**Short task:**
Exactly as written, retype the listing below, omitting the pictures.

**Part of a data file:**
......
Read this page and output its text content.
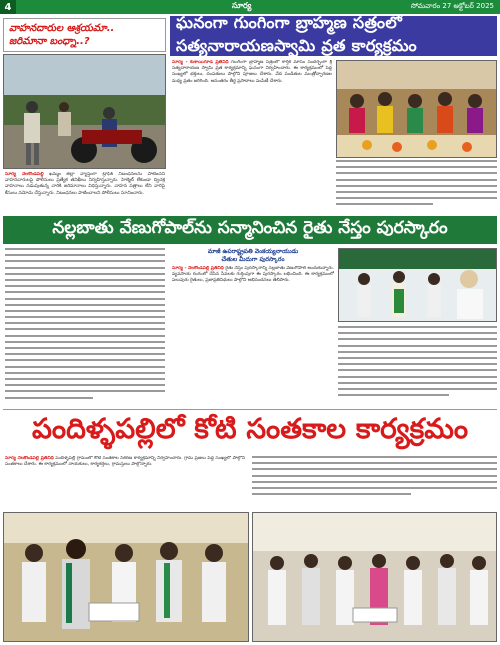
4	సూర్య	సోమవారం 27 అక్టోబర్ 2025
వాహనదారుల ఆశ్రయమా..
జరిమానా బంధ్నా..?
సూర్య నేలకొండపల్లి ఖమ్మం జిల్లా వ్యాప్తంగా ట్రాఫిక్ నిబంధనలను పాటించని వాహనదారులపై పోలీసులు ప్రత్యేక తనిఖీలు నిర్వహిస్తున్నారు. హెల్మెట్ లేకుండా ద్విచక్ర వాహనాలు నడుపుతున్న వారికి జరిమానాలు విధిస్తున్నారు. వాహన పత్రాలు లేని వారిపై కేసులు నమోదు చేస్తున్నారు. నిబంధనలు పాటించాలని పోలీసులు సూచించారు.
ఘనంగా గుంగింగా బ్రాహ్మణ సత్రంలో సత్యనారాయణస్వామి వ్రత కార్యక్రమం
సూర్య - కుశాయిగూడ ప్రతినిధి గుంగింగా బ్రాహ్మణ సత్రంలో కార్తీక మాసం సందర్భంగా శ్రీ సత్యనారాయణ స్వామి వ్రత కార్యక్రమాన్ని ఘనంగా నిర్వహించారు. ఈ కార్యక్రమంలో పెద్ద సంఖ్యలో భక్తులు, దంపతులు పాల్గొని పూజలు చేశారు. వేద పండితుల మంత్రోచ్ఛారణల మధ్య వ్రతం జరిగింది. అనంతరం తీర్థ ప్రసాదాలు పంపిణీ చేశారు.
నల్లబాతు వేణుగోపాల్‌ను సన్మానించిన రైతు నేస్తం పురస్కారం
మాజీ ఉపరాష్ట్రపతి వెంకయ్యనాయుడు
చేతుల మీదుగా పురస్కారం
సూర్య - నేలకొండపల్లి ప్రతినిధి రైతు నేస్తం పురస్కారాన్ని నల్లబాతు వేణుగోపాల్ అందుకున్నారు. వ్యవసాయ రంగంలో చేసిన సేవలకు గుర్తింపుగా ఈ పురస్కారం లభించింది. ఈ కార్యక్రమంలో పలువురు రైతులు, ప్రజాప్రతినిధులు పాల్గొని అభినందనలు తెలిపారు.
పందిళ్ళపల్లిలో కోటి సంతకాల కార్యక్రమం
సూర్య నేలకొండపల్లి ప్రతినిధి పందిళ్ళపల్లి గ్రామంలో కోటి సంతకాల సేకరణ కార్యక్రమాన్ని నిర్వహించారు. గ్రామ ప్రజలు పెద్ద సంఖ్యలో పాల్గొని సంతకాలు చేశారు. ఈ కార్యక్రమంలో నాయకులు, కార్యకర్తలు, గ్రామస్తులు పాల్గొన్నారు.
......
**Task answer:**
Read this page and output its text content.
4	సూర్య	సోమవారం 27 అక్టోబర్ 2025
వాహనదారుల ఆశ్రయమా..
జరిమానా బంధ్నా..?
సూర్య నేలకొండపల్లి ఖమ్మం జిల్లా వ్యాప్తంగా ట్రాఫిక్ నిబంధనలను పాటించని వాహనదారులపై పోలీసులు ప్రత్యేక తనిఖీలు నిర్వహిస్తున్నారు. హెల్మెట్ లేకుండా ద్విచక్ర వాహనాలు నడుపుతున్న వారికి జరిమానాలు విధిస్తున్నారు. వాహన పత్రాలు లేని వారిపై కేసులు నమోదు చేస్తున్నారు. నిబంధనలు పాటించాలని పోలీసులు సూచించారు.
ఘనంగా గుంగింగా బ్రాహ్మణ సత్రంలో సత్యనారాయణస్వామి వ్రత కార్యక్రమం
సూర్య - కుశాయిగూడ ప్రతినిధి గుంగింగా బ్రాహ్మణ సత్రంలో కార్తీక మాసం సందర్భంగా శ్రీ సత్యనారాయణ స్వామి వ్రత కార్యక్రమాన్ని ఘనంగా నిర్వహించారు. ఈ కార్యక్రమంలో పెద్ద సంఖ్యలో భక్తులు, దంపతులు పాల్గొని పూజలు చేశారు. వేద పండితుల మంత్రోచ్ఛారణల మధ్య వ్రతం జరిగింది. అనంతరం తీర్థ ప్రసాదాలు పంపిణీ చేశారు.
నల్లబాతు వేణుగోపాల్‌ను సన్మానించిన రైతు నేస్తం పురస్కారం
మాజీ ఉపరాష్ట్రపతి వెంకయ్యనాయుడు
చేతుల మీదుగా పురస్కారం
సూర్య - నేలకొండపల్లి ప్రతినిధి రైతు నేస్తం పురస్కారాన్ని నల్లబాతు వేణుగోపాల్ అందుకున్నారు. వ్యవసాయ రంగంలో చేసిన సేవలకు గుర్తింపుగా ఈ పురస్కారం లభించింది. ఈ కార్యక్రమంలో పలువురు రైతులు, ప్రజాప్రతినిధులు పాల్గొని అభినందనలు తెలిపారు.
పందిళ్ళపల్లిలో కోటి సంతకాల కార్యక్రమం
సూర్య నేలకొండపల్లి ప్రతినిధి పందిళ్ళపల్లి గ్రామంలో కోటి సంతకాల సేకరణ కార్యక్రమాన్ని నిర్వహించారు. గ్రామ ప్రజలు పెద్ద సంఖ్యలో పాల్గొని సంతకాలు చేశారు. ఈ కార్యక్రమంలో నాయకులు, కార్యకర్తలు, గ్రామస్తులు పాల్గొన్నారు.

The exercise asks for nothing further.